• _SHORT EXERCISE_:
Repeat the material below exactly, with no pictures.

[Source records]
........

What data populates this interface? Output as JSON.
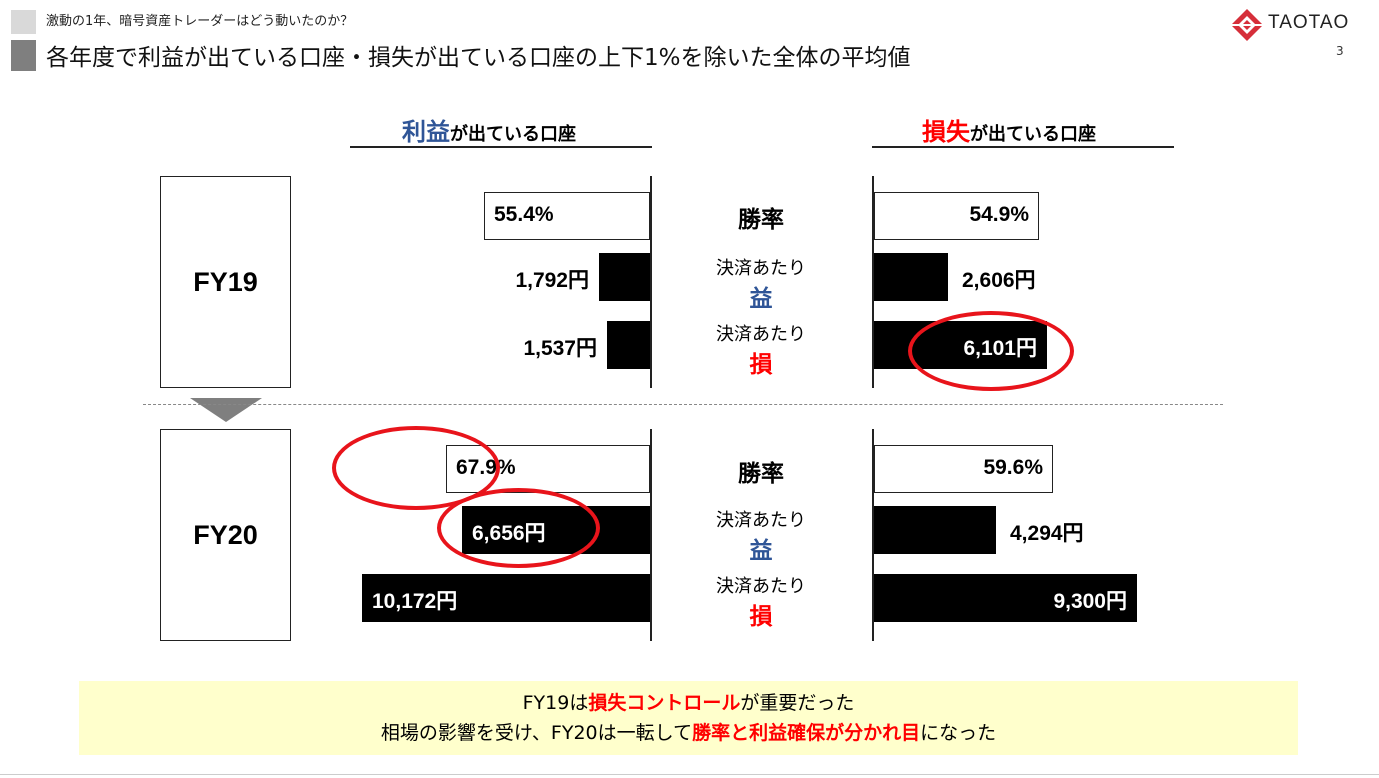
{
  "header": {
    "breadcrumb": "激動の1年、暗号資産トレーダーはどう動いたのか？",
    "title": "各年度で利益が出ている口座・損失が出ている口座の上下1%を除いた全体の平均値",
    "logo_text": "TAOTAO",
    "page_number": "3"
  },
  "columns": {
    "profit": {
      "head_strong": "利益",
      "head_rest": "が出ている口座"
    },
    "loss": {
      "head_strong": "損失",
      "head_rest": "が出ている口座"
    }
  },
  "middle_labels": {
    "win_rate": "勝率",
    "per_settlement": "決済あたり",
    "gain": "益",
    "loss": "損"
  },
  "chart_data": {
    "type": "bar",
    "groups": [
      {
        "label": "FY19",
        "profit_accounts": {
          "win_rate": {
            "value": 55.4,
            "label": "55.4%"
          },
          "avg_gain": {
            "value": 1792,
            "label": "1,792円"
          },
          "avg_loss": {
            "value": 1537,
            "label": "1,537円"
          }
        },
        "loss_accounts": {
          "win_rate": {
            "value": 54.9,
            "label": "54.9%"
          },
          "avg_gain": {
            "value": 2606,
            "label": "2,606円"
          },
          "avg_loss": {
            "value": 6101,
            "label": "6,101円"
          }
        }
      },
      {
        "label": "FY20",
        "profit_accounts": {
          "win_rate": {
            "value": 67.9,
            "label": "67.9%"
          },
          "avg_gain": {
            "value": 6656,
            "label": "6,656円"
          },
          "avg_loss": {
            "value": 10172,
            "label": "10,172円"
          }
        },
        "loss_accounts": {
          "win_rate": {
            "value": 59.6,
            "label": "59.6%"
          },
          "avg_gain": {
            "value": 4294,
            "label": "4,294円"
          },
          "avg_loss": {
            "value": 9300,
            "label": "9,300円"
          }
        }
      }
    ]
  },
  "summary": {
    "line1_a": "FY19は",
    "line1_hl": "損失コントロール",
    "line1_b": "が重要だった",
    "line2_a": "相場の影響を受け、FY20は一転して",
    "line2_hl": "勝率と利益確保が分かれ目",
    "line2_b": "になった"
  }
}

........

• _COMPLETED EXERCISE_:
What data populates this interface? Output as JSON.
{
  "header": {
    "breadcrumb": "激動の1年、暗号資産トレーダーはどう動いたのか？",
    "title": "各年度で利益が出ている口座・損失が出ている口座の上下1%を除いた全体の平均値",
    "logo_text": "TAOTAO",
    "page_number": "3"
  },
  "columns": {
    "profit": {
      "head_strong": "利益",
      "head_rest": "が出ている口座"
    },
    "loss": {
      "head_strong": "損失",
      "head_rest": "が出ている口座"
    }
  },
  "middle_labels": {
    "win_rate": "勝率",
    "per_settlement": "決済あたり",
    "gain": "益",
    "loss": "損"
  },
  "chart_data": {
    "type": "bar",
    "groups": [
      {
        "label": "FY19",
        "profit_accounts": {
          "win_rate": {
            "value": 55.4,
            "label": "55.4%"
          },
          "avg_gain": {
            "value": 1792,
            "label": "1,792円"
          },
          "avg_loss": {
            "value": 1537,
            "label": "1,537円"
          }
        },
        "loss_accounts": {
          "win_rate": {
            "value": 54.9,
            "label": "54.9%"
          },
          "avg_gain": {
            "value": 2606,
            "label": "2,606円"
          },
          "avg_loss": {
            "value": 6101,
            "label": "6,101円"
          }
        }
      },
      {
        "label": "FY20",
        "profit_accounts": {
          "win_rate": {
            "value": 67.9,
            "label": "67.9%"
          },
          "avg_gain": {
            "value": 6656,
            "label": "6,656円"
          },
          "avg_loss": {
            "value": 10172,
            "label": "10,172円"
          }
        },
        "loss_accounts": {
          "win_rate": {
            "value": 59.6,
            "label": "59.6%"
          },
          "avg_gain": {
            "value": 4294,
            "label": "4,294円"
          },
          "avg_loss": {
            "value": 9300,
            "label": "9,300円"
          }
        }
      }
    ]
  },
  "summary": {
    "line1_a": "FY19は",
    "line1_hl": "損失コントロール",
    "line1_b": "が重要だった",
    "line2_a": "相場の影響を受け、FY20は一転して",
    "line2_hl": "勝率と利益確保が分かれ目",
    "line2_b": "になった"
  }
}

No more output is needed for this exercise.